What the task asks.
Output the material beneath this task exactly, images excluded.

══════════

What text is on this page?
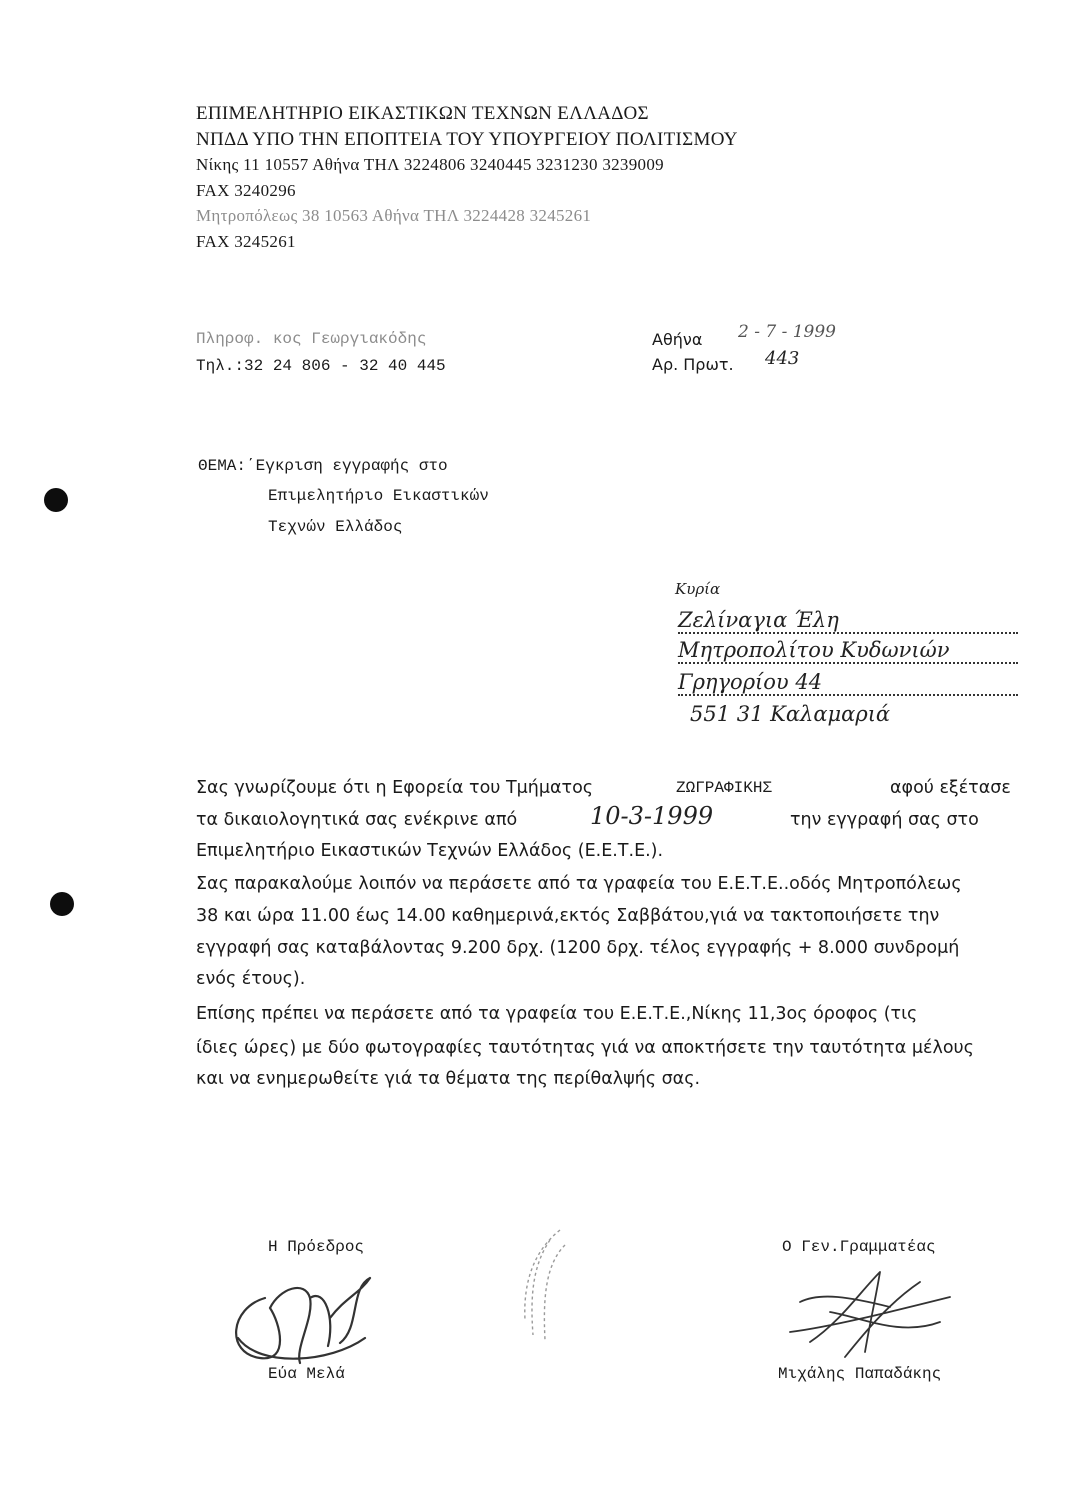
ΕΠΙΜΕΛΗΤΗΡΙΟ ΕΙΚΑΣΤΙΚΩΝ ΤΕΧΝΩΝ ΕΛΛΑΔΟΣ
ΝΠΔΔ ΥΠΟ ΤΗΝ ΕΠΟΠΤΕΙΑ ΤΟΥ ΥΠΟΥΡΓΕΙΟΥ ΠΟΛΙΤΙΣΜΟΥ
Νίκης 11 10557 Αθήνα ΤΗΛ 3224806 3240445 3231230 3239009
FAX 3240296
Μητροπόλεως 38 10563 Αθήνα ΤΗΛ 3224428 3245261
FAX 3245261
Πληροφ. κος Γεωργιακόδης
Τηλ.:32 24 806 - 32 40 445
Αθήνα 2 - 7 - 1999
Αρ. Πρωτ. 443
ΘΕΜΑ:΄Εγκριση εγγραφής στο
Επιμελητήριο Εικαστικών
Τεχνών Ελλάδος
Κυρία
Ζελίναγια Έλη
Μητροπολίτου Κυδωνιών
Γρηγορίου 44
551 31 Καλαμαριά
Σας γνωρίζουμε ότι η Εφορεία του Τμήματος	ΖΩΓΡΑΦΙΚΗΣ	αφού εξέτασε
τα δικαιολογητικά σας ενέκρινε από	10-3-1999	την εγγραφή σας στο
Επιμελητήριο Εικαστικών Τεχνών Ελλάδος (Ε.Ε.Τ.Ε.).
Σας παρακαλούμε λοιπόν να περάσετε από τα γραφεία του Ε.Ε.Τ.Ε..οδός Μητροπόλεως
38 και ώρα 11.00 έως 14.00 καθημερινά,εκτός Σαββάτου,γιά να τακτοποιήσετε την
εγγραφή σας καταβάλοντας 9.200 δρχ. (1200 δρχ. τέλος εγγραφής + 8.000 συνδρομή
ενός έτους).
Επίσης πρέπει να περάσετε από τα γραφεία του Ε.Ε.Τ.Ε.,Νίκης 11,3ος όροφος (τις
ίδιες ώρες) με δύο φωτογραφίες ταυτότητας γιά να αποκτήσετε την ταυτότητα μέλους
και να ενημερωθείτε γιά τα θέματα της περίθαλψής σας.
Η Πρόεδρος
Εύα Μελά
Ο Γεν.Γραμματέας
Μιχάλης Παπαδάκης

══════════

Solved exercise.
What text is on this page?
ΕΠΙΜΕΛΗΤΗΡΙΟ ΕΙΚΑΣΤΙΚΩΝ ΤΕΧΝΩΝ ΕΛΛΑΔΟΣ
ΝΠΔΔ ΥΠΟ ΤΗΝ ΕΠΟΠΤΕΙΑ ΤΟΥ ΥΠΟΥΡΓΕΙΟΥ ΠΟΛΙΤΙΣΜΟΥ
Νίκης 11 10557 Αθήνα ΤΗΛ 3224806 3240445 3231230 3239009
FAX 3240296
Μητροπόλεως 38 10563 Αθήνα ΤΗΛ 3224428 3245261
FAX 3245261
Πληροφ. κος Γεωργιακόδης
Τηλ.:32 24 806 - 32 40 445
Αθήνα 2 - 7 - 1999
Αρ. Πρωτ. 443
ΘΕΜΑ:΄Εγκριση εγγραφής στο
Επιμελητήριο Εικαστικών
Τεχνών Ελλάδος
Κυρία
Ζελίναγια Έλη
Μητροπολίτου Κυδωνιών
Γρηγορίου 44
551 31 Καλαμαριά
Σας γνωρίζουμε ότι η Εφορεία του Τμήματος	ΖΩΓΡΑΦΙΚΗΣ	αφού εξέτασε
τα δικαιολογητικά σας ενέκρινε από	10-3-1999	την εγγραφή σας στο
Επιμελητήριο Εικαστικών Τεχνών Ελλάδος (Ε.Ε.Τ.Ε.).
Σας παρακαλούμε λοιπόν να περάσετε από τα γραφεία του Ε.Ε.Τ.Ε..οδός Μητροπόλεως
38 και ώρα 11.00 έως 14.00 καθημερινά,εκτός Σαββάτου,γιά να τακτοποιήσετε την
εγγραφή σας καταβάλοντας 9.200 δρχ. (1200 δρχ. τέλος εγγραφής + 8.000 συνδρομή
ενός έτους).
Επίσης πρέπει να περάσετε από τα γραφεία του Ε.Ε.Τ.Ε.,Νίκης 11,3ος όροφος (τις
ίδιες ώρες) με δύο φωτογραφίες ταυτότητας γιά να αποκτήσετε την ταυτότητα μέλους
και να ενημερωθείτε γιά τα θέματα της περίθαλψής σας.
Η Πρόεδρος
Εύα Μελά
Ο Γεν.Γραμματέας
Μιχάλης Παπαδάκης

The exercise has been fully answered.